▶ [Rows]:
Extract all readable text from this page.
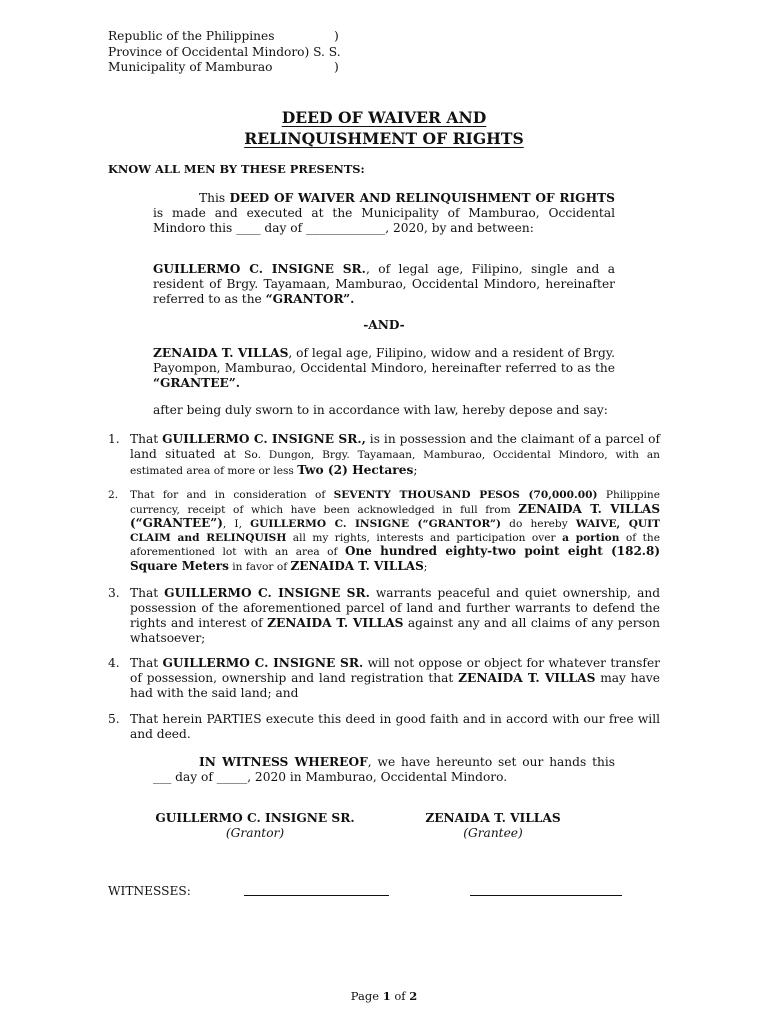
Republic of the Philippines	)
Province of Occidental Mindoro) S. S.
Municipality of Mamburao	)
DEED OF WAIVER AND
RELINQUISHMENT OF RIGHTS
KNOW ALL MEN BY THESE PRESENTS:
This DEED OF WAIVER AND RELINQUISHMENT OF RIGHTS is made and executed at the Municipality of Mamburao, Occidental Mindoro this ____ day of _____________, 2020, by and between:
GUILLERMO C. INSIGNE SR., of legal age, Filipino, single and a resident of Brgy. Tayamaan, Mamburao, Occidental Mindoro, hereinafter referred to as the “GRANTOR”.
-AND-
ZENAIDA T. VILLAS, of legal age, Filipino, widow and a resident of Brgy. Payompon, Mamburao, Occidental Mindoro, hereinafter referred to as the “GRANTEE”.
after being duly sworn to in accordance with law, hereby depose and say:
1. That GUILLERMO C. INSIGNE SR., is in possession and the claimant of a parcel of land situated at So. Dungon, Brgy. Tayamaan, Mamburao, Occidental Mindoro, with an estimated area of more or less Two (2) Hectares;
2. That for and in consideration of SEVENTY THOUSAND PESOS (70,000.00) Philippine currency, receipt of which have been acknowledged in full from ZENAIDA T. VILLAS (“GRANTEE”), I, GUILLERMO C. INSIGNE (“GRANTOR”) do hereby WAIVE, QUIT CLAIM and RELINQUISH all my rights, interests and participation over a portion of the aforementioned lot with an area of One hundred eighty-two point eight (182.8) Square Meters in favor of ZENAIDA T. VILLAS;
3. That GUILLERMO C. INSIGNE SR. warrants peaceful and quiet ownership, and possession of the aforementioned parcel of land and further warrants to defend the rights and interest of ZENAIDA T. VILLAS against any and all claims of any person whatsoever;
4. That GUILLERMO C. INSIGNE SR. will not oppose or object for whatever transfer of possession, ownership and land registration that ZENAIDA T. VILLAS may have had with the said land; and
5. That herein PARTIES execute this deed in good faith and in accord with our free will and deed.
IN WITNESS WHEREOF, we have hereunto set our hands this ___ day of _____, 2020 in Mamburao, Occidental Mindoro.
GUILLERMO C. INSIGNE SR.
(Grantor)
ZENAIDA T. VILLAS
(Grantee)
WITNESSES:
Page 1 of 2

▶ [Prompt]: The material above must be printed exactly, with its pictures left out.

▶ [Problem solution]:
Extract all readable text from this page.
Republic of the Philippines	)
Province of Occidental Mindoro) S. S.
Municipality of Mamburao	)
DEED OF WAIVER AND
RELINQUISHMENT OF RIGHTS
KNOW ALL MEN BY THESE PRESENTS:
This DEED OF WAIVER AND RELINQUISHMENT OF RIGHTS is made and executed at the Municipality of Mamburao, Occidental Mindoro this ____ day of _____________, 2020, by and between:
GUILLERMO C. INSIGNE SR., of legal age, Filipino, single and a resident of Brgy. Tayamaan, Mamburao, Occidental Mindoro, hereinafter referred to as the “GRANTOR”.
-AND-
ZENAIDA T. VILLAS, of legal age, Filipino, widow and a resident of Brgy. Payompon, Mamburao, Occidental Mindoro, hereinafter referred to as the “GRANTEE”.
after being duly sworn to in accordance with law, hereby depose and say:
1. That GUILLERMO C. INSIGNE SR., is in possession and the claimant of a parcel of land situated at So. Dungon, Brgy. Tayamaan, Mamburao, Occidental Mindoro, with an estimated area of more or less Two (2) Hectares;
2. That for and in consideration of SEVENTY THOUSAND PESOS (70,000.00) Philippine currency, receipt of which have been acknowledged in full from ZENAIDA T. VILLAS (“GRANTEE”), I, GUILLERMO C. INSIGNE (“GRANTOR”) do hereby WAIVE, QUIT CLAIM and RELINQUISH all my rights, interests and participation over a portion of the aforementioned lot with an area of One hundred eighty-two point eight (182.8) Square Meters in favor of ZENAIDA T. VILLAS;
3. That GUILLERMO C. INSIGNE SR. warrants peaceful and quiet ownership, and possession of the aforementioned parcel of land and further warrants to defend the rights and interest of ZENAIDA T. VILLAS against any and all claims of any person whatsoever;
4. That GUILLERMO C. INSIGNE SR. will not oppose or object for whatever transfer of possession, ownership and land registration that ZENAIDA T. VILLAS may have had with the said land; and
5. That herein PARTIES execute this deed in good faith and in accord with our free will and deed.
IN WITNESS WHEREOF, we have hereunto set our hands this ___ day of _____, 2020 in Mamburao, Occidental Mindoro.
GUILLERMO C. INSIGNE SR.
(Grantor)
ZENAIDA T. VILLAS
(Grantee)
WITNESSES:
Page 1 of 2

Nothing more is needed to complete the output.